TASK STATEMENT ▸
Count how many lines contain the word "residual". Respond with the number alone.

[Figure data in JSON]
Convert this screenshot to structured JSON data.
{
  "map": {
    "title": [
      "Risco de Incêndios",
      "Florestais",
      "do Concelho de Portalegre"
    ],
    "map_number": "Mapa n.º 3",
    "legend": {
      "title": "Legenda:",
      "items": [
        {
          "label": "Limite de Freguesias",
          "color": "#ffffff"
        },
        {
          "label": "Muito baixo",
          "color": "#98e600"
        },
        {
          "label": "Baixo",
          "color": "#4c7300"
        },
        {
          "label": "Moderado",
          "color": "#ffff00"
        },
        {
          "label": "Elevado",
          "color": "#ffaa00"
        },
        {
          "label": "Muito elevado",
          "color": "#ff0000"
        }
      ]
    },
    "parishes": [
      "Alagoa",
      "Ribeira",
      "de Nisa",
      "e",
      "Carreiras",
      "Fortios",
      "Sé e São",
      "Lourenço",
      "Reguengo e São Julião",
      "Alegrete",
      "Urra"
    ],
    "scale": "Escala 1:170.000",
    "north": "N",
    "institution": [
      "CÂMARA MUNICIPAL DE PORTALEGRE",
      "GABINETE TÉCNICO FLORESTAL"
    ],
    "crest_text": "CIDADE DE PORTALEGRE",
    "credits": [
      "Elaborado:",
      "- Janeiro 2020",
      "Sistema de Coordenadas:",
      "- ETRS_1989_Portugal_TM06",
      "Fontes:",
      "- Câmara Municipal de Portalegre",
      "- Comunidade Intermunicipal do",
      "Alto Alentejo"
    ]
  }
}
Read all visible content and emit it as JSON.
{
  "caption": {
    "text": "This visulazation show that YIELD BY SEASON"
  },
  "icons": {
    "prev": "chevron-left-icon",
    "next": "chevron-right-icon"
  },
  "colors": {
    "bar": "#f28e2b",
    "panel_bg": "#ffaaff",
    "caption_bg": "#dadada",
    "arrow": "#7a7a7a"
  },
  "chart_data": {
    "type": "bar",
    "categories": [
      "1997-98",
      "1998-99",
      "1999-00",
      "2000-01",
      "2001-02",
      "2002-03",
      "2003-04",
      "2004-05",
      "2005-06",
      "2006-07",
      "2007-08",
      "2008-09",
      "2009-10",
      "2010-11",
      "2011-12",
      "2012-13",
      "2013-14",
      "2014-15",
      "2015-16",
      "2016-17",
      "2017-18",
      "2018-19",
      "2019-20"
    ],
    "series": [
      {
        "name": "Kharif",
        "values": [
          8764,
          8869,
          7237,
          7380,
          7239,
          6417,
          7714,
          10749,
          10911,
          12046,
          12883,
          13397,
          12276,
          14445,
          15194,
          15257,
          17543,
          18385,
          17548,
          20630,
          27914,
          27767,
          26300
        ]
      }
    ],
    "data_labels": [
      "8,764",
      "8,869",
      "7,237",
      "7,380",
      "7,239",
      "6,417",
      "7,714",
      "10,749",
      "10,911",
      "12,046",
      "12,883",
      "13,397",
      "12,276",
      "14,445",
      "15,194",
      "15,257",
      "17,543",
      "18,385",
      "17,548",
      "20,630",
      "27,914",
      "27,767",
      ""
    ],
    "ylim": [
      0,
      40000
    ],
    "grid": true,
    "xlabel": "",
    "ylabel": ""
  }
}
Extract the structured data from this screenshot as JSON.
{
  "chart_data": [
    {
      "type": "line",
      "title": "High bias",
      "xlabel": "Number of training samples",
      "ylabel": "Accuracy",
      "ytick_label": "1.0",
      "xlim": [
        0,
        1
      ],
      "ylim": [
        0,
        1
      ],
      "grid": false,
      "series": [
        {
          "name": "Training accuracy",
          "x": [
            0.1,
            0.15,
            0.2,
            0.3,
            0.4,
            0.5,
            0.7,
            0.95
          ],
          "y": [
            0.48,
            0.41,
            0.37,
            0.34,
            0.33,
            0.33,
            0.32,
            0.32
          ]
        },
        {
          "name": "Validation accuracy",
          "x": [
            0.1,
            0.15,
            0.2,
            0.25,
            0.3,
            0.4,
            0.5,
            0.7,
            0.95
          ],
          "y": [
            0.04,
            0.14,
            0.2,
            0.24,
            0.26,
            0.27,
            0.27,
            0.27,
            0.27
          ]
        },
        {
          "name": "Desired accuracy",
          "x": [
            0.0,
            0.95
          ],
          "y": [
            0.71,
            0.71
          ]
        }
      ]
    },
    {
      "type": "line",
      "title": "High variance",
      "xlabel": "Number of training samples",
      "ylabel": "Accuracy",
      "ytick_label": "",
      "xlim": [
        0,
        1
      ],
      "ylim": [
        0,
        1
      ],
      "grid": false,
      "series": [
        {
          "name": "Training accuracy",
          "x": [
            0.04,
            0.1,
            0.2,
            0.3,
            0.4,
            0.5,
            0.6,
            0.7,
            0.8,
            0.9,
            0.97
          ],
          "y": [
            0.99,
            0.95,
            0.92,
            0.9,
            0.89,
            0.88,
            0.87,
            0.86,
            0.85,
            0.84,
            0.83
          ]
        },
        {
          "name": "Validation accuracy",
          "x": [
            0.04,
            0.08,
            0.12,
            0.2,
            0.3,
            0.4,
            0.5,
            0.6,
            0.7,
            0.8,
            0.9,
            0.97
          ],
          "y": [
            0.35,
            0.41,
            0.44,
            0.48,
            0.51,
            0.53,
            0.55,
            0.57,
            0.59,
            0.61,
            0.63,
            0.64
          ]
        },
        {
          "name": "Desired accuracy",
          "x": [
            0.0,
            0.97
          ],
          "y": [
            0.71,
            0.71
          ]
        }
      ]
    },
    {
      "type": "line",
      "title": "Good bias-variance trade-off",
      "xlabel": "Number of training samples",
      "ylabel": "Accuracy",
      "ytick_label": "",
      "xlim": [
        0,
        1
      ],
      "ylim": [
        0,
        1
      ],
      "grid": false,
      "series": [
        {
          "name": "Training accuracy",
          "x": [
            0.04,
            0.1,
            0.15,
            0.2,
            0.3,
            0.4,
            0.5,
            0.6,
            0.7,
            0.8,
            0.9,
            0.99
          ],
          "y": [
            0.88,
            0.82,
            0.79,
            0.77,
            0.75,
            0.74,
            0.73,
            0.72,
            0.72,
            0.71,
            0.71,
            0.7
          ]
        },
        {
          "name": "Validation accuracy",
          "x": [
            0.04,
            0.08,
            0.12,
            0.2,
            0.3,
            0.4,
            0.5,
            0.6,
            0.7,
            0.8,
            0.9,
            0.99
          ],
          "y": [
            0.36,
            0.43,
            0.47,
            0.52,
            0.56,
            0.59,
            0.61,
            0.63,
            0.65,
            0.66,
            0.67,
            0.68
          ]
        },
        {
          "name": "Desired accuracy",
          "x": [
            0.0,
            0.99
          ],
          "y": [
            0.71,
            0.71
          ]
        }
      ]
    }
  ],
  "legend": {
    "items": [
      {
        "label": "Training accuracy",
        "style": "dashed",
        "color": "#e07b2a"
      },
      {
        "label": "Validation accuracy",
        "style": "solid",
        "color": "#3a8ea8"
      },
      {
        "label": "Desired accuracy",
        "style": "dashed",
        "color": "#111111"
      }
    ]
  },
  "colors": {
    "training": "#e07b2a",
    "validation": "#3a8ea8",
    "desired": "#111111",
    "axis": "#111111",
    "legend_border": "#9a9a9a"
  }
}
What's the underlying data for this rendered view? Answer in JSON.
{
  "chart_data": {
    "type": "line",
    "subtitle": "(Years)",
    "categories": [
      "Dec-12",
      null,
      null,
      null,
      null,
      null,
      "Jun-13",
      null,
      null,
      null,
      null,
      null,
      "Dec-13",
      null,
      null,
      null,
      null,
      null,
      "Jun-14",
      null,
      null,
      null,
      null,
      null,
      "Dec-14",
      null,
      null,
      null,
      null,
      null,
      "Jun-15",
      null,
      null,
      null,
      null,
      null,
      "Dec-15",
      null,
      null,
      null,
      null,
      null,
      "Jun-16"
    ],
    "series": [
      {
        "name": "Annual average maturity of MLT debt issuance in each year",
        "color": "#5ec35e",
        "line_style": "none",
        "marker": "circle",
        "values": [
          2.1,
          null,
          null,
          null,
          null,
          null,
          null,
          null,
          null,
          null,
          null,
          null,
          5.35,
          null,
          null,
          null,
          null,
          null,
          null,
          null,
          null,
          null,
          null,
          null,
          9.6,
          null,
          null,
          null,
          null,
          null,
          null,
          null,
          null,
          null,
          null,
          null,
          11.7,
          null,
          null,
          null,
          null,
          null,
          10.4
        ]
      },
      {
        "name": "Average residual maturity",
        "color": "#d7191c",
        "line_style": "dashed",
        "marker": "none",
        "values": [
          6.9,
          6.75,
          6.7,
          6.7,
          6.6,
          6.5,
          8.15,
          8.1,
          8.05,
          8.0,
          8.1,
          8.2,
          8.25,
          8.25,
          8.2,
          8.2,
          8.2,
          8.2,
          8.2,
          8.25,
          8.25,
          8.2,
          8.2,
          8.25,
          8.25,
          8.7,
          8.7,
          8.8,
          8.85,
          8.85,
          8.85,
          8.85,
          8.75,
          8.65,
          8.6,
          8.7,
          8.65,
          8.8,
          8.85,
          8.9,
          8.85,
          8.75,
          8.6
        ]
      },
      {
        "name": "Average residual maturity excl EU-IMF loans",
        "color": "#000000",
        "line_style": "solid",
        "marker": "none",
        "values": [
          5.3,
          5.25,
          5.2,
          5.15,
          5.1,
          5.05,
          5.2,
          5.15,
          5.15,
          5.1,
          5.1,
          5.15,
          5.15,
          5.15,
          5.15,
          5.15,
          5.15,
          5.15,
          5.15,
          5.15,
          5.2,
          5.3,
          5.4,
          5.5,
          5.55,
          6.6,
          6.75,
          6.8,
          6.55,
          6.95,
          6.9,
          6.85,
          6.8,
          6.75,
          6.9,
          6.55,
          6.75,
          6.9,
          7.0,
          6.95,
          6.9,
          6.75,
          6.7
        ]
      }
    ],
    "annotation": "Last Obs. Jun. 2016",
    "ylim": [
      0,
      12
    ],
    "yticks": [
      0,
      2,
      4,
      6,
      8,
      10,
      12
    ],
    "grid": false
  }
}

WRITTEN ANSWER ▸
2